# WORK REQUIRED
Comb the records below for the string "非一致性数据包的" and copy each line where it turns up.

# MATERIAL TO PROCESS
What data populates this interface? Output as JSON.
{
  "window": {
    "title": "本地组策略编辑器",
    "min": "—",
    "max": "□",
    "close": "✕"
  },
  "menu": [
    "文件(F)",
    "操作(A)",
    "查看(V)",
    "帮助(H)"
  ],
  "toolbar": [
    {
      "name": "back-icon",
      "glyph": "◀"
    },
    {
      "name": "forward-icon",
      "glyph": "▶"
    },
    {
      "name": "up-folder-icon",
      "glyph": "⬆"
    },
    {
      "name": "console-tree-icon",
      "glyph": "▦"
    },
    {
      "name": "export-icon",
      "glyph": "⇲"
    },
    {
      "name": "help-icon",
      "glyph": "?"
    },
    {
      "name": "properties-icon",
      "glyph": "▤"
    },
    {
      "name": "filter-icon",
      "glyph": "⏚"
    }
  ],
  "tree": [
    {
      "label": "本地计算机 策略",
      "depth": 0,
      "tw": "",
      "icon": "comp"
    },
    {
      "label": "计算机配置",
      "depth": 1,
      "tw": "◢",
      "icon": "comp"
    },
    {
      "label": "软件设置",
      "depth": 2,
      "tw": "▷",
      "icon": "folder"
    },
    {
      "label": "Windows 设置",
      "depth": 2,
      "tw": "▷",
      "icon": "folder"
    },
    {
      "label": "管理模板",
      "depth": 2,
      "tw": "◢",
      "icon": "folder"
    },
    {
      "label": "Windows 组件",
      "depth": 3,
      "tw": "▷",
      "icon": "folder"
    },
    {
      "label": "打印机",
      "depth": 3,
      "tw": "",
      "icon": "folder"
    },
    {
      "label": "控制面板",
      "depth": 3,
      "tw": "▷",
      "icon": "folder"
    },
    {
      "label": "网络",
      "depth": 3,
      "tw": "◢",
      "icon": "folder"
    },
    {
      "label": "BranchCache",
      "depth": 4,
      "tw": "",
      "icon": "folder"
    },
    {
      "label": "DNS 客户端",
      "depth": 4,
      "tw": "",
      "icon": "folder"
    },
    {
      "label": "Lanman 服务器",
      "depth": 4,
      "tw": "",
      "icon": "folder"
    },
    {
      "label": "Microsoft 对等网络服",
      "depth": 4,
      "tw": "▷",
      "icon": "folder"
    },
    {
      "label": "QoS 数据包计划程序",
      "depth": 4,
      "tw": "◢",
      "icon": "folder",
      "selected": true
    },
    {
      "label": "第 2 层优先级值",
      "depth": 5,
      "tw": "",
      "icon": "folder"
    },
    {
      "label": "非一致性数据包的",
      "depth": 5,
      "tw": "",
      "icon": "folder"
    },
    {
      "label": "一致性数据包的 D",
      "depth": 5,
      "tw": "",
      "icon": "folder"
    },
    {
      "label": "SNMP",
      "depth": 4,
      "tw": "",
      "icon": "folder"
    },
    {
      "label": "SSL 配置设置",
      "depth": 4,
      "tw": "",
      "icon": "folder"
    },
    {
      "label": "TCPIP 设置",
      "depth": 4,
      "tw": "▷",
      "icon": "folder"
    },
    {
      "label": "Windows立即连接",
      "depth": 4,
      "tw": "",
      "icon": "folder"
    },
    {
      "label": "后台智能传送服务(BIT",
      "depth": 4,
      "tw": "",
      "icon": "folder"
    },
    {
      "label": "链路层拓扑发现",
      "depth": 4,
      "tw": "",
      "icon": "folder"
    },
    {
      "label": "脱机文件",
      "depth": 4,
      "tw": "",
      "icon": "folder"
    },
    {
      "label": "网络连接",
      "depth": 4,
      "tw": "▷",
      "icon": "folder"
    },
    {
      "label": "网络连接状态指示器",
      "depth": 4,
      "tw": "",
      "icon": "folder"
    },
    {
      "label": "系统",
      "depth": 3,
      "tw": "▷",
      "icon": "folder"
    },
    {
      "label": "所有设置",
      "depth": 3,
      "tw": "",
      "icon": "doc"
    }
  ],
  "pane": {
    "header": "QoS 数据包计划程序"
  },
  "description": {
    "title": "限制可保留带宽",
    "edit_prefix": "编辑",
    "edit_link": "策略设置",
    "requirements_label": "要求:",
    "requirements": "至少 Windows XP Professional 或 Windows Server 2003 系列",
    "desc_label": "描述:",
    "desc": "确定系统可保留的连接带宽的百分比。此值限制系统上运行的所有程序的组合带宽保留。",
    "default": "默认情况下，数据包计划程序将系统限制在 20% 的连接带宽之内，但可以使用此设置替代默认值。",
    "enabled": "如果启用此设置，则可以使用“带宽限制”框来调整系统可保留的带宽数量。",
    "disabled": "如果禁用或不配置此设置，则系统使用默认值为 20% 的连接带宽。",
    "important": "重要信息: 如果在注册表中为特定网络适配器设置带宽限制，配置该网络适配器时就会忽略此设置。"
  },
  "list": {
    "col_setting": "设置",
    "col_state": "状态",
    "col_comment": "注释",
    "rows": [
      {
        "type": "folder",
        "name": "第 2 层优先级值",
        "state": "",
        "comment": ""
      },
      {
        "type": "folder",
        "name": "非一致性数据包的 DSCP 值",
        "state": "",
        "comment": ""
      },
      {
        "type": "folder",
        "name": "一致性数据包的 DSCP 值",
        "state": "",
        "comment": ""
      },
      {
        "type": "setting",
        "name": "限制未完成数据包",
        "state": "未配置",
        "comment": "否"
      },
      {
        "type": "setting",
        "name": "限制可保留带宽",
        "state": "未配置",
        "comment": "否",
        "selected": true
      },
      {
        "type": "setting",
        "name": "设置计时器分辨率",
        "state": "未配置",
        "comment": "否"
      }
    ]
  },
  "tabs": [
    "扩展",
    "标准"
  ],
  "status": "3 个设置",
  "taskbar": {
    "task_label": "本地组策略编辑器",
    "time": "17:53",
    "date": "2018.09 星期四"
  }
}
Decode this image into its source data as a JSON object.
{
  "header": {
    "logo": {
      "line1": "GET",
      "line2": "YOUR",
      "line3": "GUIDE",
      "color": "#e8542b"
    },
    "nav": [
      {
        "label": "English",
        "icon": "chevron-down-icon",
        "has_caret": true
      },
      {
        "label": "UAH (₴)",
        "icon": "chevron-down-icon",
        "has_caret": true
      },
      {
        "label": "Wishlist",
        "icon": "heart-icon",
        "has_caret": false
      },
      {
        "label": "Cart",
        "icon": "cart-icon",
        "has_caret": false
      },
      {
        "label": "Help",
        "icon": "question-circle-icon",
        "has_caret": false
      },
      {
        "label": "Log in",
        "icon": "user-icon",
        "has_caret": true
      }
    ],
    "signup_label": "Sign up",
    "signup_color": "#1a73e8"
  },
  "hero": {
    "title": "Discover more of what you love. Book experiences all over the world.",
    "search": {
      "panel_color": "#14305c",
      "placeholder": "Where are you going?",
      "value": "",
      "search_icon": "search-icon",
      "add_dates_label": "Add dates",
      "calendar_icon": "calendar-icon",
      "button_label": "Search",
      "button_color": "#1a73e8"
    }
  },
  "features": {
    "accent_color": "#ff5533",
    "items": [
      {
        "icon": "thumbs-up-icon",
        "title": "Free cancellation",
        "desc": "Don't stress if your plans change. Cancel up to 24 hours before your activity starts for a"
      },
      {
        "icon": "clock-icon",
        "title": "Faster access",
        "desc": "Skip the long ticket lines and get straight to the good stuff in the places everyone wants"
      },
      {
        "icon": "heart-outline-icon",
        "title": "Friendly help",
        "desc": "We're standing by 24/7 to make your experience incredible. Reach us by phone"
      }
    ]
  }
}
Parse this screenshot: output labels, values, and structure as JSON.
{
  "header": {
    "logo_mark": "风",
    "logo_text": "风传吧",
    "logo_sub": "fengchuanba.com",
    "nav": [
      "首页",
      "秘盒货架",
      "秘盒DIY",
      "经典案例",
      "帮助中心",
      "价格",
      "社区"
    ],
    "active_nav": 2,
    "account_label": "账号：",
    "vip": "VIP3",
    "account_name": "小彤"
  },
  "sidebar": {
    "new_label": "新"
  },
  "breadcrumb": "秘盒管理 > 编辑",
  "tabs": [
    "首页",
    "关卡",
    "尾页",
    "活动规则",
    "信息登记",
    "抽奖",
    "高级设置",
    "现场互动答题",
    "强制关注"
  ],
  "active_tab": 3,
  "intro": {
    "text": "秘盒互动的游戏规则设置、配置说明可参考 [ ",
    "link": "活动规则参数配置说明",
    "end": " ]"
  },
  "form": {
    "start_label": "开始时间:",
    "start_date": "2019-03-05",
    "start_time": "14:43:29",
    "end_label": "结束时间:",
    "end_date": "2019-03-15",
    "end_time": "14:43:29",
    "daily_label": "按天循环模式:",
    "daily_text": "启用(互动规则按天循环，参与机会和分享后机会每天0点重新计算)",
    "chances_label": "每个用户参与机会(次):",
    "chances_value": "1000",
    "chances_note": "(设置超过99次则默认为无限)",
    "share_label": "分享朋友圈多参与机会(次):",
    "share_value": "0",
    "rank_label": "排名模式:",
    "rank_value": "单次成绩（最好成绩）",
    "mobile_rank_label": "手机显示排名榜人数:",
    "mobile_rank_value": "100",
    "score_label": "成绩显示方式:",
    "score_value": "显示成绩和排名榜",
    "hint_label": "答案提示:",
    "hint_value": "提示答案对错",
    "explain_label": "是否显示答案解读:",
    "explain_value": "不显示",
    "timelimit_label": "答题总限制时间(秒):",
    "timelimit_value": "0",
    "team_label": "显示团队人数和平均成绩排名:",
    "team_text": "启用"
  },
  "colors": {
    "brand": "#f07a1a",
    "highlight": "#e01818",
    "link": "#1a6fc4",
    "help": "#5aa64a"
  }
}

# THE SOLUTION
      "label": "非一致性数据包的",
        "name": "非一致性数据包的 DSCP 值",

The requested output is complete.